/---

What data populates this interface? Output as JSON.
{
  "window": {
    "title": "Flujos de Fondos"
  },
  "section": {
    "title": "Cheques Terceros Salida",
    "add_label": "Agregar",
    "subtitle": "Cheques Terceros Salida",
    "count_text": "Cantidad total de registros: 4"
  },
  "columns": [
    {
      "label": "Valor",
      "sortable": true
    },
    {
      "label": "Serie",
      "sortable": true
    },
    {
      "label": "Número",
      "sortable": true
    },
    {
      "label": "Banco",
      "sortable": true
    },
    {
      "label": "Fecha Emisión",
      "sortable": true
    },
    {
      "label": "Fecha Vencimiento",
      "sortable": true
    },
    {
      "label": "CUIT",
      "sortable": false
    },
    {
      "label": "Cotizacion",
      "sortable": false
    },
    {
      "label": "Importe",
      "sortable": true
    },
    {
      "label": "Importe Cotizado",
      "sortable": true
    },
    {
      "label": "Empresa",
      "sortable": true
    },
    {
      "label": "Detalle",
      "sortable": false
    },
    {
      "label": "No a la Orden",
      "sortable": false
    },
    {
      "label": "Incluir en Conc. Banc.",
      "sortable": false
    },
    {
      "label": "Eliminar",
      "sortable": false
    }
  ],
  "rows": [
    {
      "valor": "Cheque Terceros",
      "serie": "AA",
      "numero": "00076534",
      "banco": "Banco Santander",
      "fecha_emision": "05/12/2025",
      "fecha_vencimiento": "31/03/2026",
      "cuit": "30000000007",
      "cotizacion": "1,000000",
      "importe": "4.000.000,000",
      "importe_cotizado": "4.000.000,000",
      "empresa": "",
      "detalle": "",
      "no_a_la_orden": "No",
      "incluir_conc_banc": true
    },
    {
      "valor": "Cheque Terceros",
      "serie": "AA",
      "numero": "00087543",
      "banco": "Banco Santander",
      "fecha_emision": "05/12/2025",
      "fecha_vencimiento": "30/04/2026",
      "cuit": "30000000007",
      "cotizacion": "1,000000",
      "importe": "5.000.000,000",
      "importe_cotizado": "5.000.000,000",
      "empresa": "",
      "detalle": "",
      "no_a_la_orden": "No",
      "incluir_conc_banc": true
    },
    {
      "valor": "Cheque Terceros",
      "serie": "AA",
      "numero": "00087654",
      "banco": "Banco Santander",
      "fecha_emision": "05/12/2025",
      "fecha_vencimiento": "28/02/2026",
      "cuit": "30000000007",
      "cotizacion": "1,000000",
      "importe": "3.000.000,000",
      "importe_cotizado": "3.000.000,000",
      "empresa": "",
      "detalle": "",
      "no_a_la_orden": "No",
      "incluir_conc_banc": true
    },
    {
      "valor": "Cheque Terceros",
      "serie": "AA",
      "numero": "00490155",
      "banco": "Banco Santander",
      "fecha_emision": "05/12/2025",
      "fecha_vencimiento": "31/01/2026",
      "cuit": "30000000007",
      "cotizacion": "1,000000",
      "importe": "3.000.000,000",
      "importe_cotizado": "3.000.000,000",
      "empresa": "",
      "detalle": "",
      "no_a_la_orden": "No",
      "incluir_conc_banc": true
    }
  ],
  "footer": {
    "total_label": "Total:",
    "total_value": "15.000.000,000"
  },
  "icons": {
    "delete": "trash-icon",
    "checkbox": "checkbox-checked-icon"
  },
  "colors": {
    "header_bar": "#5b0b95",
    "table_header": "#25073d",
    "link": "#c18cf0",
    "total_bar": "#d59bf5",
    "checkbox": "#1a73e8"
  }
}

\---

#### [The request]
Write out every record verbatim.

#### [Solution to this exercise]
What data populates this interface? Output as JSON.
{
  "window": {
    "title": "Flujos de Fondos"
  },
  "section": {
    "title": "Cheques Terceros Salida",
    "add_label": "Agregar",
    "subtitle": "Cheques Terceros Salida",
    "count_text": "Cantidad total de registros: 4"
  },
  "columns": [
    {
      "label": "Valor",
      "sortable": true
    },
    {
      "label": "Serie",
      "sortable": true
    },
    {
      "label": "Número",
      "sortable": true
    },
    {
      "label": "Banco",
      "sortable": true
    },
    {
      "label": "Fecha Emisión",
      "sortable": true
    },
    {
      "label": "Fecha Vencimiento",
      "sortable": true
    },
    {
      "label": "CUIT",
      "sortable": false
    },
    {
      "label": "Cotizacion",
      "sortable": false
    },
    {
      "label": "Importe",
      "sortable": true
    },
    {
      "label": "Importe Cotizado",
      "sortable": true
    },
    {
      "label": "Empresa",
      "sortable": true
    },
    {
      "label": "Detalle",
      "sortable": false
    },
    {
      "label": "No a la Orden",
      "sortable": false
    },
    {
      "label": "Incluir en Conc. Banc.",
      "sortable": false
    },
    {
      "label": "Eliminar",
      "sortable": false
    }
  ],
  "rows": [
    {
      "valor": "Cheque Terceros",
      "serie": "AA",
      "numero": "00076534",
      "banco": "Banco Santander",
      "fecha_emision": "05/12/2025",
      "fecha_vencimiento": "31/03/2026",
      "cuit": "30000000007",
      "cotizacion": "1,000000",
      "importe": "4.000.000,000",
      "importe_cotizado": "4.000.000,000",
      "empresa": "",
      "detalle": "",
      "no_a_la_orden": "No",
      "incluir_conc_banc": true
    },
    {
      "valor": "Cheque Terceros",
      "serie": "AA",
      "numero": "00087543",
      "banco": "Banco Santander",
      "fecha_emision": "05/12/2025",
      "fecha_vencimiento": "30/04/2026",
      "cuit": "30000000007",
      "cotizacion": "1,000000",
      "importe": "5.000.000,000",
      "importe_cotizado": "5.000.000,000",
      "empresa": "",
      "detalle": "",
      "no_a_la_orden": "No",
      "incluir_conc_banc": true
    },
    {
      "valor": "Cheque Terceros",
      "serie": "AA",
      "numero": "00087654",
      "banco": "Banco Santander",
      "fecha_emision": "05/12/2025",
      "fecha_vencimiento": "28/02/2026",
      "cuit": "30000000007",
      "cotizacion": "1,000000",
      "importe": "3.000.000,000",
      "importe_cotizado": "3.000.000,000",
      "empresa": "",
      "detalle": "",
      "no_a_la_orden": "No",
      "incluir_conc_banc": true
    },
    {
      "valor": "Cheque Terceros",
      "serie": "AA",
      "numero": "00490155",
      "banco": "Banco Santander",
      "fecha_emision": "05/12/2025",
      "fecha_vencimiento": "31/01/2026",
      "cuit": "30000000007",
      "cotizacion": "1,000000",
      "importe": "3.000.000,000",
      "importe_cotizado": "3.000.000,000",
      "empresa": "",
      "detalle": "",
      "no_a_la_orden": "No",
      "incluir_conc_banc": true
    }
  ],
  "footer": {
    "total_label": "Total:",
    "total_value": "15.000.000,000"
  },
  "icons": {
    "delete": "trash-icon",
    "checkbox": "checkbox-checked-icon"
  },
  "colors": {
    "header_bar": "#5b0b95",
    "table_header": "#25073d",
    "link": "#c18cf0",
    "total_bar": "#d59bf5",
    "checkbox": "#1a73e8"
  }
}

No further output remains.